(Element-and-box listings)
━━━━━━━━━━━━━━━━━━━━

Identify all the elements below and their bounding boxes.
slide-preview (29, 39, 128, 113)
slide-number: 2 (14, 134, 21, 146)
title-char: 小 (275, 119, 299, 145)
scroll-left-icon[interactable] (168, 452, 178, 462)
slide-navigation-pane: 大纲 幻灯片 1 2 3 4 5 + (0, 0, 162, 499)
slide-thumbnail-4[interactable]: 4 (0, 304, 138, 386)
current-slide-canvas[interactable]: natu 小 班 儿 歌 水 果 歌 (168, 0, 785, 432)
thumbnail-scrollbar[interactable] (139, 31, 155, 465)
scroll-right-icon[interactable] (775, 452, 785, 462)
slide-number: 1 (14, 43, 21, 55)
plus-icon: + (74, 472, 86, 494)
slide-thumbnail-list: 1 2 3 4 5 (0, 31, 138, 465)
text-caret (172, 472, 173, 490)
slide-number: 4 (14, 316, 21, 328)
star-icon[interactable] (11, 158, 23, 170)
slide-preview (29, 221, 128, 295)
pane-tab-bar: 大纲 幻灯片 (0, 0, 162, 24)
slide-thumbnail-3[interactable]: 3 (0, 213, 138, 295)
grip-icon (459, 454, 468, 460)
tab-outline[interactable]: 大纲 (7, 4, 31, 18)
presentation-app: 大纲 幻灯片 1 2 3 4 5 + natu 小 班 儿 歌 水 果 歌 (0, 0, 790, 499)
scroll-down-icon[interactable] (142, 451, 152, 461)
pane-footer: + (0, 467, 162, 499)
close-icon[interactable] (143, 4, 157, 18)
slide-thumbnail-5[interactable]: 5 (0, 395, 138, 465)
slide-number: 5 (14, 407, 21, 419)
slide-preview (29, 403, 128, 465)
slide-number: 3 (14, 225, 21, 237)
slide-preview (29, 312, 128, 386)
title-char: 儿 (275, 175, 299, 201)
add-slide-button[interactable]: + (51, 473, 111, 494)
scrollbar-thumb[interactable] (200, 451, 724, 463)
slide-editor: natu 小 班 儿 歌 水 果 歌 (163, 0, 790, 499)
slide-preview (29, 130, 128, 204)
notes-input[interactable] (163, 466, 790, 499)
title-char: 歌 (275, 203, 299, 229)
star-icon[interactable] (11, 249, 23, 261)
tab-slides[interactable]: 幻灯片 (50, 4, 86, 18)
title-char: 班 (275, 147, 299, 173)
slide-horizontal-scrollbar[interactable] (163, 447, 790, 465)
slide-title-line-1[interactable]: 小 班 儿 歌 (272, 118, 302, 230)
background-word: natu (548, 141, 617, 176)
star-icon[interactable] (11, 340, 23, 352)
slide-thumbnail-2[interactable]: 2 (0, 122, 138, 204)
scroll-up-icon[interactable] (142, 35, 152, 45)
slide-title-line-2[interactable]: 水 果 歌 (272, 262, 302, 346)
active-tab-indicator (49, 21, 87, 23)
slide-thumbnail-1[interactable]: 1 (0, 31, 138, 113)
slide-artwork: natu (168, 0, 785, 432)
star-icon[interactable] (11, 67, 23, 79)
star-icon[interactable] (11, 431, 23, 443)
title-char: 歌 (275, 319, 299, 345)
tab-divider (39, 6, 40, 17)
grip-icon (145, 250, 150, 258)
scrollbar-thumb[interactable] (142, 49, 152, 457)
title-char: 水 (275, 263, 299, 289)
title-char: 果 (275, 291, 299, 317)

━━━━━━━━━━━━━━━━━━━━

:: Goal of the exercise ::
Reproduce every line of the records above without changing anything.

:: Solution ::
Identify all the elements below and their bounding boxes.
slide-preview (29, 39, 128, 113)
slide-number: 2 (14, 134, 21, 146)
title-char: 小 (275, 119, 299, 145)
scroll-left-icon[interactable] (168, 452, 178, 462)
slide-navigation-pane: 大纲 幻灯片 1 2 3 4 5 + (0, 0, 162, 499)
slide-thumbnail-4[interactable]: 4 (0, 304, 138, 386)
current-slide-canvas[interactable]: natu 小 班 儿 歌 水 果 歌 (168, 0, 785, 432)
thumbnail-scrollbar[interactable] (139, 31, 155, 465)
scroll-right-icon[interactable] (775, 452, 785, 462)
slide-number: 1 (14, 43, 21, 55)
plus-icon: + (74, 472, 86, 494)
slide-thumbnail-list: 1 2 3 4 5 (0, 31, 138, 465)
text-caret (172, 472, 173, 490)
slide-number: 4 (14, 316, 21, 328)
star-icon[interactable] (11, 158, 23, 170)
slide-preview (29, 221, 128, 295)
pane-tab-bar: 大纲 幻灯片 (0, 0, 162, 24)
slide-thumbnail-3[interactable]: 3 (0, 213, 138, 295)
grip-icon (459, 454, 468, 460)
tab-outline[interactable]: 大纲 (7, 4, 31, 18)
presentation-app: 大纲 幻灯片 1 2 3 4 5 + natu 小 班 儿 歌 水 果 歌 (0, 0, 790, 499)
scroll-down-icon[interactable] (142, 451, 152, 461)
pane-footer: + (0, 467, 162, 499)
close-icon[interactable] (143, 4, 157, 18)
slide-thumbnail-5[interactable]: 5 (0, 395, 138, 465)
slide-number: 5 (14, 407, 21, 419)
slide-preview (29, 403, 128, 465)
slide-number: 3 (14, 225, 21, 237)
slide-preview (29, 312, 128, 386)
title-char: 儿 (275, 175, 299, 201)
add-slide-button[interactable]: + (51, 473, 111, 494)
scrollbar-thumb[interactable] (200, 451, 724, 463)
slide-editor: natu 小 班 儿 歌 水 果 歌 (163, 0, 790, 499)
slide-preview (29, 130, 128, 204)
notes-input[interactable] (163, 466, 790, 499)
title-char: 歌 (275, 203, 299, 229)
star-icon[interactable] (11, 249, 23, 261)
tab-slides[interactable]: 幻灯片 (50, 4, 86, 18)
title-char: 班 (275, 147, 299, 173)
slide-horizontal-scrollbar[interactable] (163, 447, 790, 465)
slide-title-line-1[interactable]: 小 班 儿 歌 (272, 118, 302, 230)
background-word: natu (548, 141, 617, 176)
star-icon[interactable] (11, 340, 23, 352)
slide-thumbnail-2[interactable]: 2 (0, 122, 138, 204)
scroll-up-icon[interactable] (142, 35, 152, 45)
slide-title-line-2[interactable]: 水 果 歌 (272, 262, 302, 346)
active-tab-indicator (49, 21, 87, 23)
slide-thumbnail-1[interactable]: 1 (0, 31, 138, 113)
slide-artwork: natu (168, 0, 785, 432)
star-icon[interactable] (11, 67, 23, 79)
star-icon[interactable] (11, 431, 23, 443)
title-char: 歌 (275, 319, 299, 345)
tab-divider (39, 6, 40, 17)
grip-icon (145, 250, 150, 258)
scrollbar-thumb[interactable] (142, 49, 152, 457)
title-char: 水 (275, 263, 299, 289)
title-char: 果 (275, 291, 299, 317)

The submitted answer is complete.